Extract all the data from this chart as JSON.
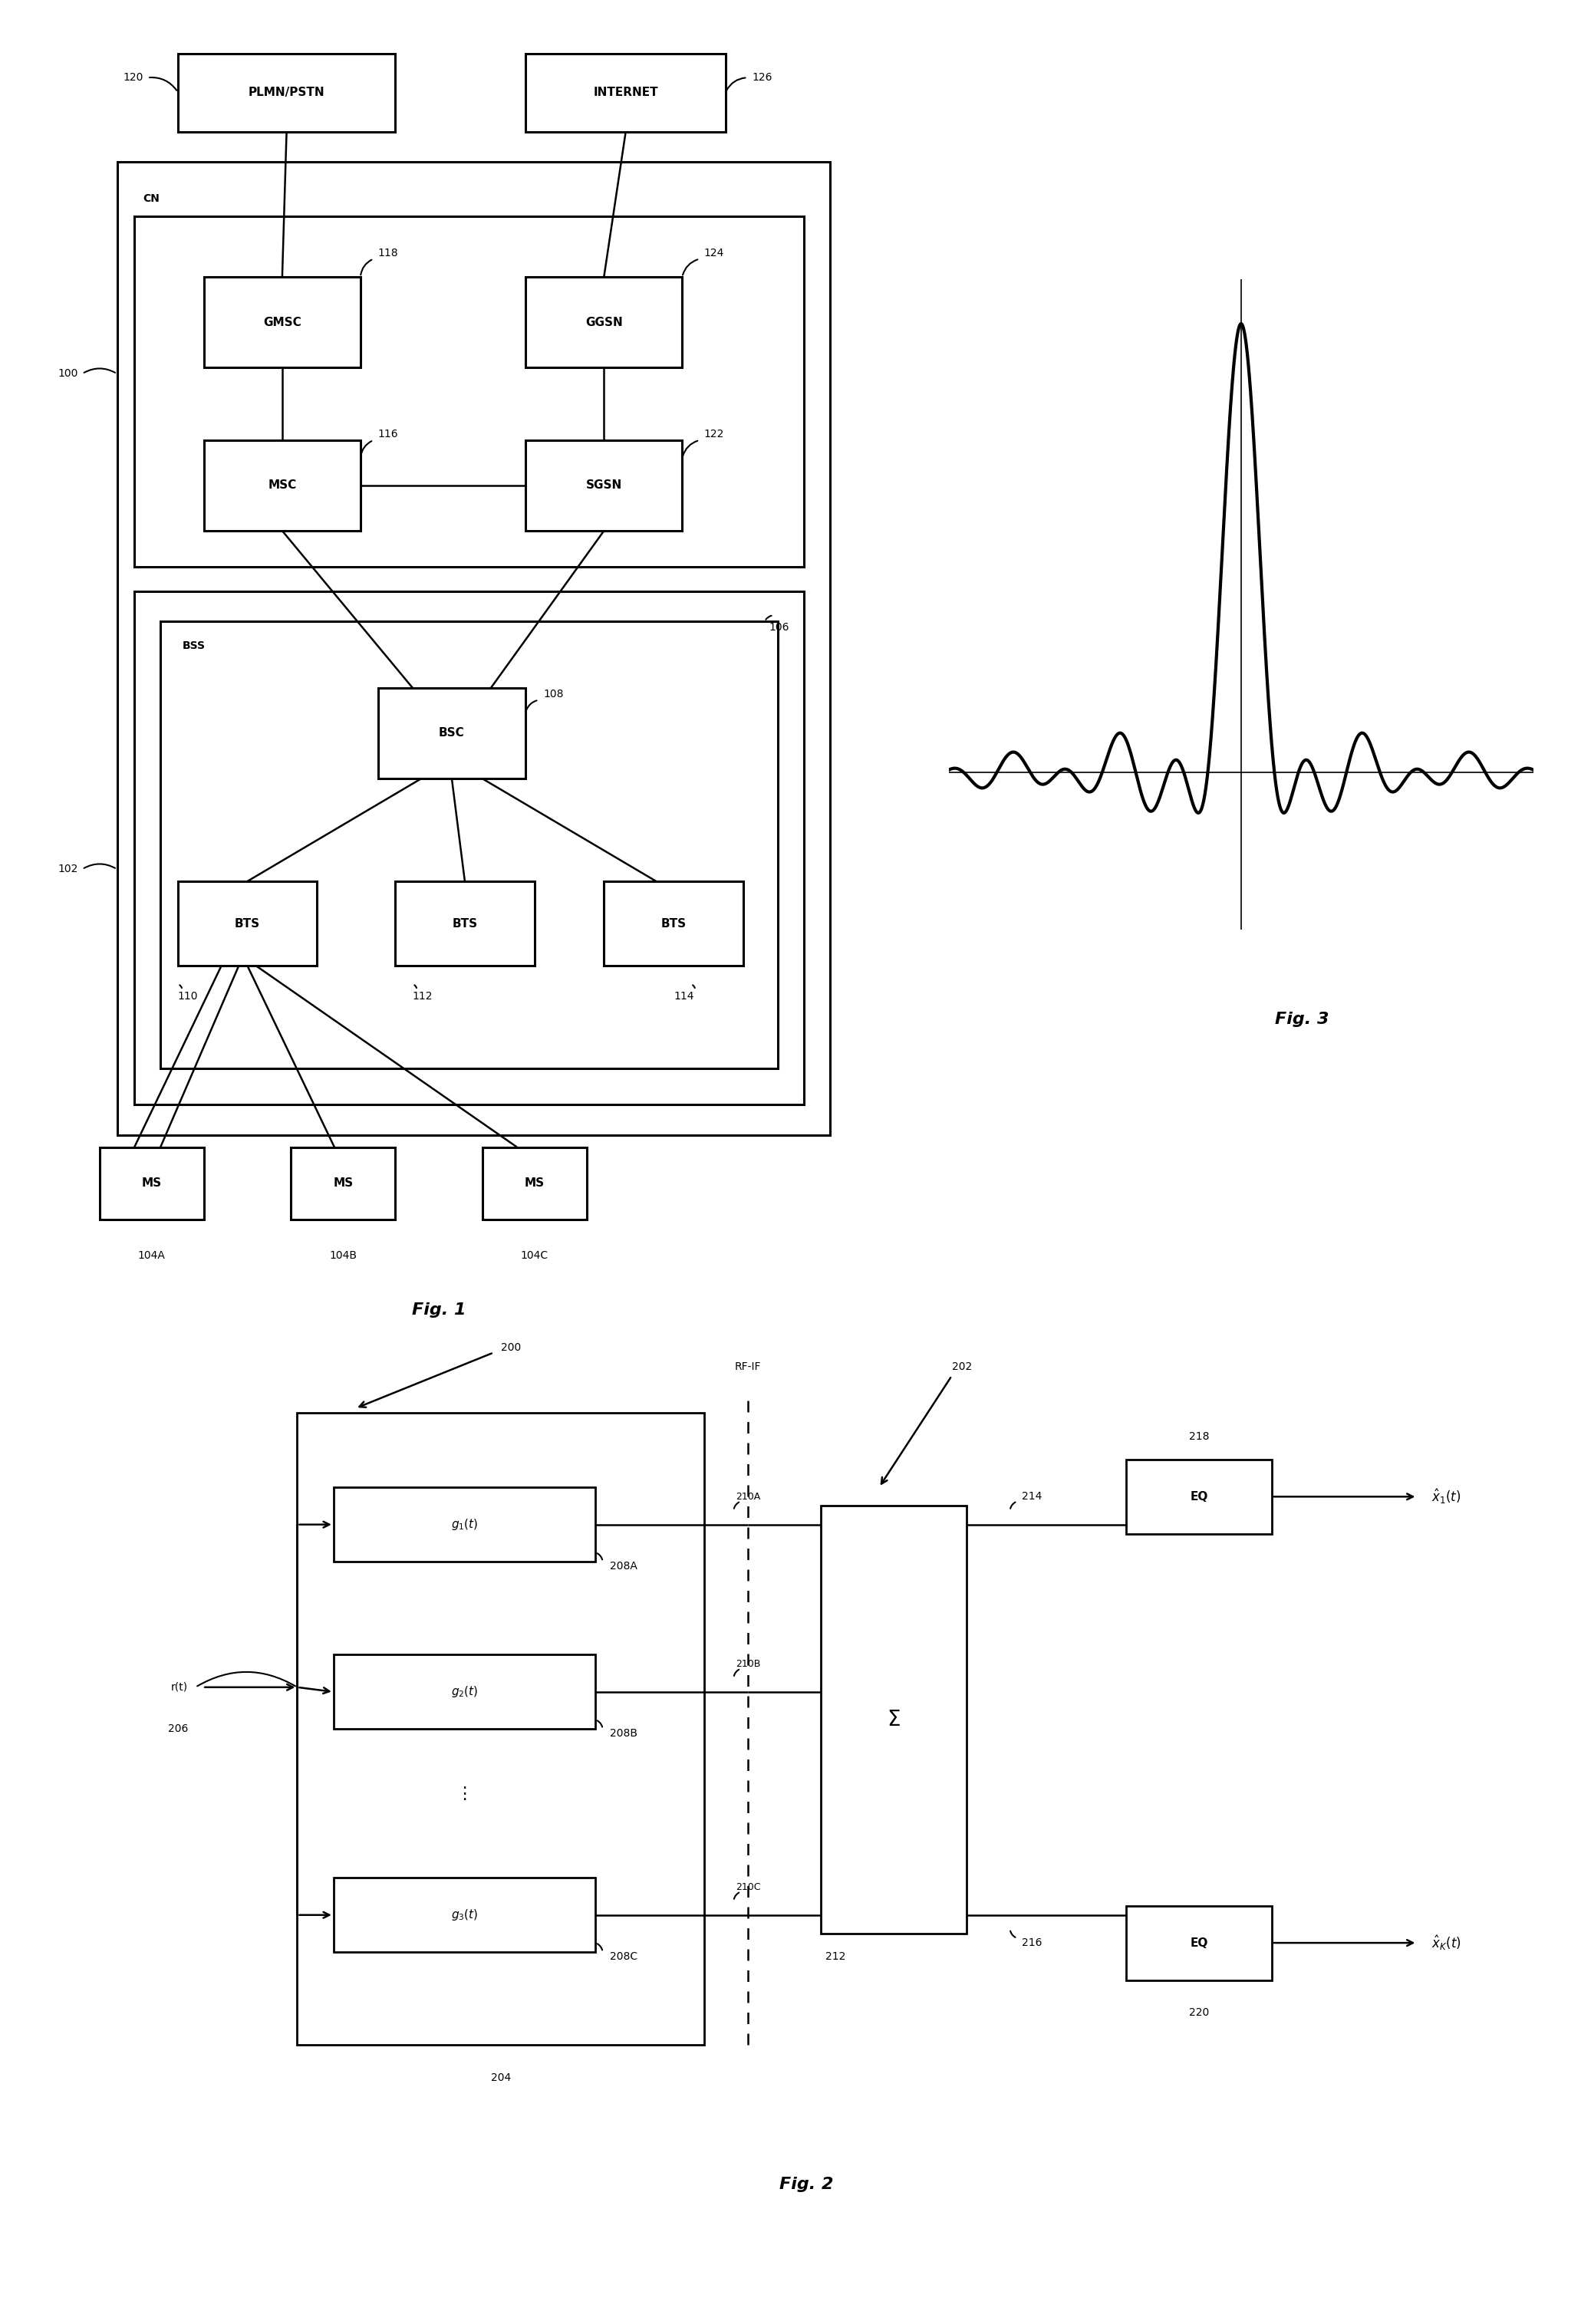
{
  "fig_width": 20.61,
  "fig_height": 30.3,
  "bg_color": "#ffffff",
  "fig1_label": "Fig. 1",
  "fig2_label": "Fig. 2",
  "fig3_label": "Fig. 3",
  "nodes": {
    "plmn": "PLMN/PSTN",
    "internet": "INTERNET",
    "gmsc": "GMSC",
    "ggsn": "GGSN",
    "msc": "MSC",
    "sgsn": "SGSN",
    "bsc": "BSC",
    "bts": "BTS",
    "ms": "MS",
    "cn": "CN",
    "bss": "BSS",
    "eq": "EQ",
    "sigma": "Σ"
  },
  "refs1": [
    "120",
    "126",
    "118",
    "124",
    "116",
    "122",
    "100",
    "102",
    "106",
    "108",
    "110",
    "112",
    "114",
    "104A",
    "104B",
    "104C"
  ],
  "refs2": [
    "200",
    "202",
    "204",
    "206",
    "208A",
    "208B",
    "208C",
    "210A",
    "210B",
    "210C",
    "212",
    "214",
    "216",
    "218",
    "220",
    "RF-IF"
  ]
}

┄┄┄┄┄┄┄┄┄┄┄┄┄┄┄┄┄┄┄┄

**What the task asks:** Repeat all of the entries word for word, but omit the pictures.

**Exercise solution:**
Extract all the data from this chart as JSON.
{
  "fig_width": 20.61,
  "fig_height": 30.3,
  "bg_color": "#ffffff",
  "fig1_label": "Fig. 1",
  "fig2_label": "Fig. 2",
  "fig3_label": "Fig. 3",
  "nodes": {
    "plmn": "PLMN/PSTN",
    "internet": "INTERNET",
    "gmsc": "GMSC",
    "ggsn": "GGSN",
    "msc": "MSC",
    "sgsn": "SGSN",
    "bsc": "BSC",
    "bts": "BTS",
    "ms": "MS",
    "cn": "CN",
    "bss": "BSS",
    "eq": "EQ",
    "sigma": "Σ"
  },
  "refs1": [
    "120",
    "126",
    "118",
    "124",
    "116",
    "122",
    "100",
    "102",
    "106",
    "108",
    "110",
    "112",
    "114",
    "104A",
    "104B",
    "104C"
  ],
  "refs2": [
    "200",
    "202",
    "204",
    "206",
    "208A",
    "208B",
    "208C",
    "210A",
    "210B",
    "210C",
    "212",
    "214",
    "216",
    "218",
    "220",
    "RF-IF"
  ]
}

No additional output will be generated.